Within the material below, find each line bearing the word "인스턴스" and present it.

### Exercise materials
= = = = =

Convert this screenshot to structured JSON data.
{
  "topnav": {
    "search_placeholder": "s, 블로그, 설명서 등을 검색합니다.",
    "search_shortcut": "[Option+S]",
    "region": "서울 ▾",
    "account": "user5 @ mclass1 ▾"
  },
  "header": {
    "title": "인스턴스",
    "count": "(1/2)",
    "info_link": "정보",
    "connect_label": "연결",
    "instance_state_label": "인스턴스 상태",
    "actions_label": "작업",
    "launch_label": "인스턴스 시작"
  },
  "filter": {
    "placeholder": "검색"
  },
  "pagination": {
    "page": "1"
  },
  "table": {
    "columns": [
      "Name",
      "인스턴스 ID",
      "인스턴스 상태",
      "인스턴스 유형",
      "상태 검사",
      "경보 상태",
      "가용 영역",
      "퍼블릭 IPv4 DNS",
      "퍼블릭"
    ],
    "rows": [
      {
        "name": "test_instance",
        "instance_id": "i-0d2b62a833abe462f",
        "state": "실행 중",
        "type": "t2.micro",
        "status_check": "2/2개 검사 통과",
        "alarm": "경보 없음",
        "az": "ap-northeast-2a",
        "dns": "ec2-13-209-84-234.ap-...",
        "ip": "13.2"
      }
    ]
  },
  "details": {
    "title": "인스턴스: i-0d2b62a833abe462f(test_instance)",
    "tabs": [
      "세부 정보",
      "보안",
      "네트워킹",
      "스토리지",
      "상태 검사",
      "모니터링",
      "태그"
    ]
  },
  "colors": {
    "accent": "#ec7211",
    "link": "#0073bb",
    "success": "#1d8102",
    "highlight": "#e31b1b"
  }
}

= = = = =

### Answer to the exercise
    "title": "인스턴스",
    "instance_state_label": "인스턴스 상태",
    "launch_label": "인스턴스 시작"
      "인스턴스 ID",
      "인스턴스 상태",
      "인스턴스 유형",
    "title": "인스턴스: i-0d2b62a833abe462f(test_instance)",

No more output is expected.